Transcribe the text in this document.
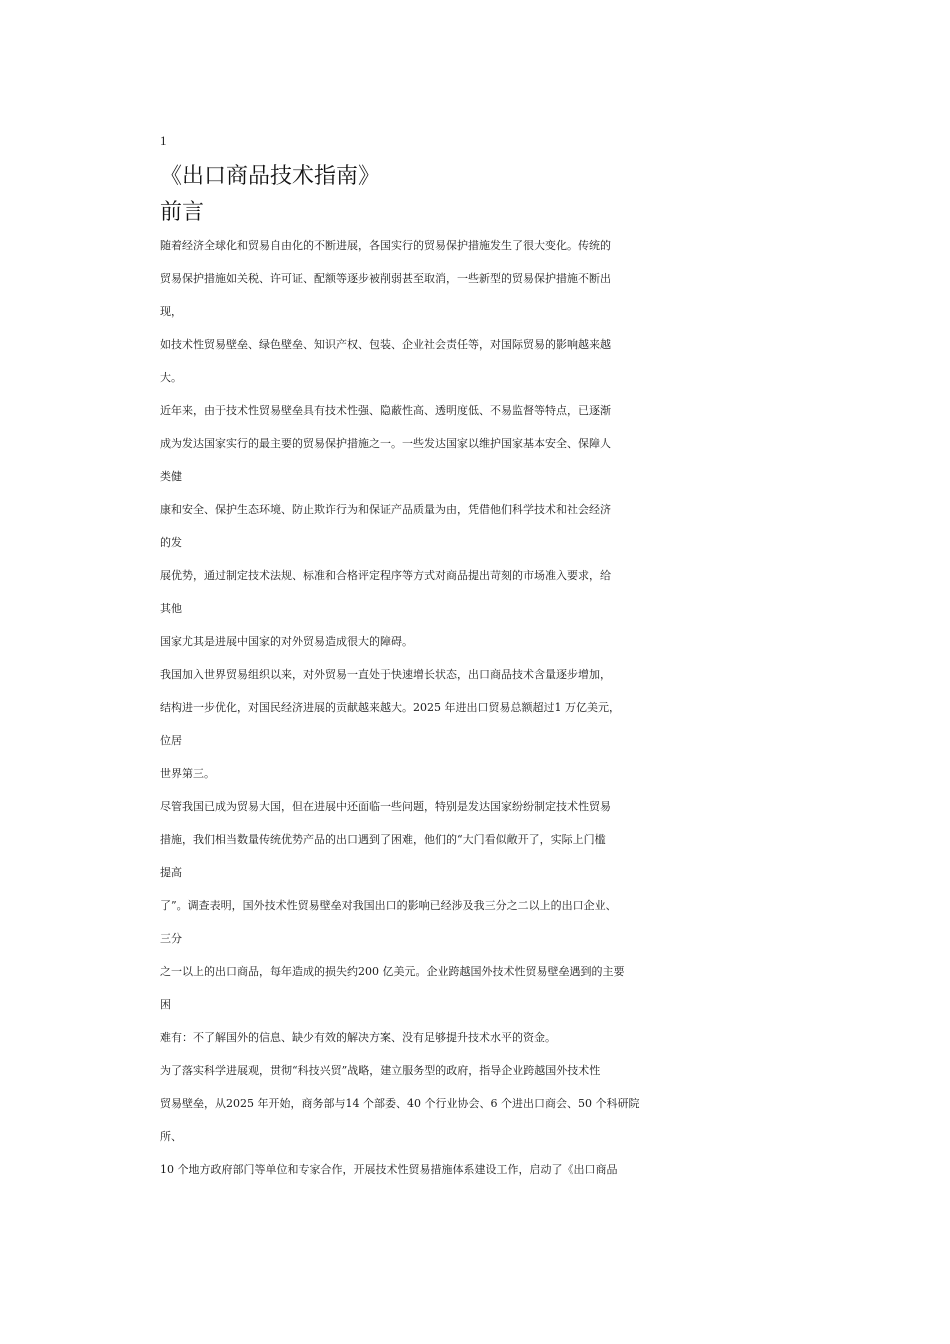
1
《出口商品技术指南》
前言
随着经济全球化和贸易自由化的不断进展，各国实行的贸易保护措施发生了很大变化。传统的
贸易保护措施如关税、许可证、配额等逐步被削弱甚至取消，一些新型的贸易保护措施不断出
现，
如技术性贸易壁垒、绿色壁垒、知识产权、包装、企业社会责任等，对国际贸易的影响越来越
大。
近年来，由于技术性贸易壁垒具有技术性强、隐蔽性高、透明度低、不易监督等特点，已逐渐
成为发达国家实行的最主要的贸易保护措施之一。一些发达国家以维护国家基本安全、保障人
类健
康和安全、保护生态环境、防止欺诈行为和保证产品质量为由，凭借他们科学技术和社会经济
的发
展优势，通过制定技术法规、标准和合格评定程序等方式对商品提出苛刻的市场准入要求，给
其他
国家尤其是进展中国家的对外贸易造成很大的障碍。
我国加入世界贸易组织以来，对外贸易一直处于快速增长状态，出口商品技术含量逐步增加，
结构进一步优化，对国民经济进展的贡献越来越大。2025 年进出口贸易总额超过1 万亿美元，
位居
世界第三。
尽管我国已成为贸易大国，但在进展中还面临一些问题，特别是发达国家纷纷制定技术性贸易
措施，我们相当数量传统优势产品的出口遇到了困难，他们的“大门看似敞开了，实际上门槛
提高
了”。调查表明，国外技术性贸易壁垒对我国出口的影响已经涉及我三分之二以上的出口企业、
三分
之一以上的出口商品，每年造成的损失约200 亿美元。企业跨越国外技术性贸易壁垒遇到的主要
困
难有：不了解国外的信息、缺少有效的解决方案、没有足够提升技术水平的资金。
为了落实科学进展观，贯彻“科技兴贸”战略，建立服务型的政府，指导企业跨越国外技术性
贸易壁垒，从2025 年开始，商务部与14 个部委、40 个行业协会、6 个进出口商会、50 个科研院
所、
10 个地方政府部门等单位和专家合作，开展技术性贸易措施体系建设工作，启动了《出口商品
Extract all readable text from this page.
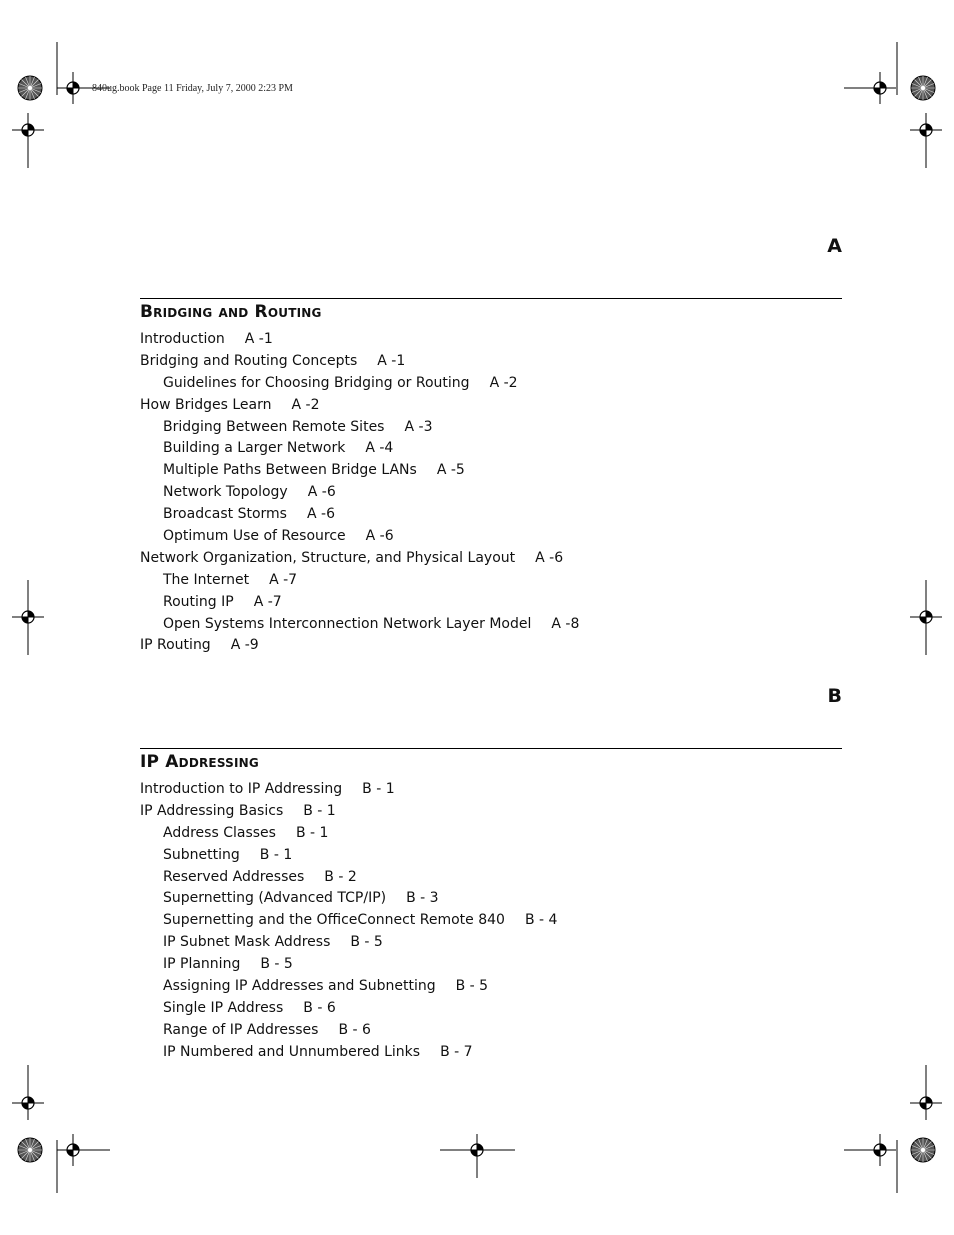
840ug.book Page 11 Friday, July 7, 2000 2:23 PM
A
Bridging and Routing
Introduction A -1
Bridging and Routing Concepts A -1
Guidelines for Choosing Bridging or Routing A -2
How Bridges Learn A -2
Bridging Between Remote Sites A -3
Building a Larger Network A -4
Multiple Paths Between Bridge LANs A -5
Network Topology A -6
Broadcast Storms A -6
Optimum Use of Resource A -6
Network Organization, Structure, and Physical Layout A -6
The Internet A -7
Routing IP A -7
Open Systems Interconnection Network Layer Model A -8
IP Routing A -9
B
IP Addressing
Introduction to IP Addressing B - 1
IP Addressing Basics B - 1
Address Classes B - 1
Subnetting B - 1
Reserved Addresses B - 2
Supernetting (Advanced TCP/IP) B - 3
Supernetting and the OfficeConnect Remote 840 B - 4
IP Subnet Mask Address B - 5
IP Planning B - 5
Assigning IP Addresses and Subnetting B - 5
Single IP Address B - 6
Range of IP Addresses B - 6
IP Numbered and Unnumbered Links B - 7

----------

_Directive:_
Write out every entry again word for word, without any of the pictures.

_Worked answer:_
Transcribe the text in this document.
1
《出口商品技术指南》
前言
随着经济全球化和贸易自由化的不断进展，各国实行的贸易保护措施发生了很大变化。传统的
贸易保护措施如关税、许可证、配额等逐步被削弱甚至取消，一些新型的贸易保护措施不断出
现，
如技术性贸易壁垒、绿色壁垒、知识产权、包装、企业社会责任等，对国际贸易的影响越来越
大。
近年来，由于技术性贸易壁垒具有技术性强、隐蔽性高、透明度低、不易监督等特点，已逐渐
成为发达国家实行的最主要的贸易保护措施之一。一些发达国家以维护国家基本安全、保障人
类健
康和安全、保护生态环境、防止欺诈行为和保证产品质量为由，凭借他们科学技术和社会经济
的发
展优势，通过制定技术法规、标准和合格评定程序等方式对商品提出苛刻的市场准入要求，给
其他
国家尤其是进展中国家的对外贸易造成很大的障碍。
我国加入世界贸易组织以来，对外贸易一直处于快速增长状态，出口商品技术含量逐步增加，
结构进一步优化，对国民经济进展的贡献越来越大。2025 年进出口贸易总额超过1 万亿美元，
位居
世界第三。
尽管我国已成为贸易大国，但在进展中还面临一些问题，特别是发达国家纷纷制定技术性贸易
措施，我们相当数量传统优势产品的出口遇到了困难，他们的“大门看似敞开了，实际上门槛
提高
了”。调查表明，国外技术性贸易壁垒对我国出口的影响已经涉及我三分之二以上的出口企业、
三分
之一以上的出口商品，每年造成的损失约200 亿美元。企业跨越国外技术性贸易壁垒遇到的主要
困
难有：不了解国外的信息、缺少有效的解决方案、没有足够提升技术水平的资金。
为了落实科学进展观，贯彻“科技兴贸”战略，建立服务型的政府，指导企业跨越国外技术性
贸易壁垒，从2025 年开始，商务部与14 个部委、40 个行业协会、6 个进出口商会、50 个科研院
所、
10 个地方政府部门等单位和专家合作，开展技术性贸易措施体系建设工作，启动了《出口商品
Extract all readable text from this page.
840ug.book Page 11 Friday, July 7, 2000 2:23 PM
A
Bridging and Routing
Introduction A -1
Bridging and Routing Concepts A -1
Guidelines for Choosing Bridging or Routing A -2
How Bridges Learn A -2
Bridging Between Remote Sites A -3
Building a Larger Network A -4
Multiple Paths Between Bridge LANs A -5
Network Topology A -6
Broadcast Storms A -6
Optimum Use of Resource A -6
Network Organization, Structure, and Physical Layout A -6
The Internet A -7
Routing IP A -7
Open Systems Interconnection Network Layer Model A -8
IP Routing A -9
B
IP Addressing
Introduction to IP Addressing B - 1
IP Addressing Basics B - 1
Address Classes B - 1
Subnetting B - 1
Reserved Addresses B - 2
Supernetting (Advanced TCP/IP) B - 3
Supernetting and the OfficeConnect Remote 840 B - 4
IP Subnet Mask Address B - 5
IP Planning B - 5
Assigning IP Addresses and Subnetting B - 5
Single IP Address B - 6
Range of IP Addresses B - 6
IP Numbered and Unnumbered Links B - 7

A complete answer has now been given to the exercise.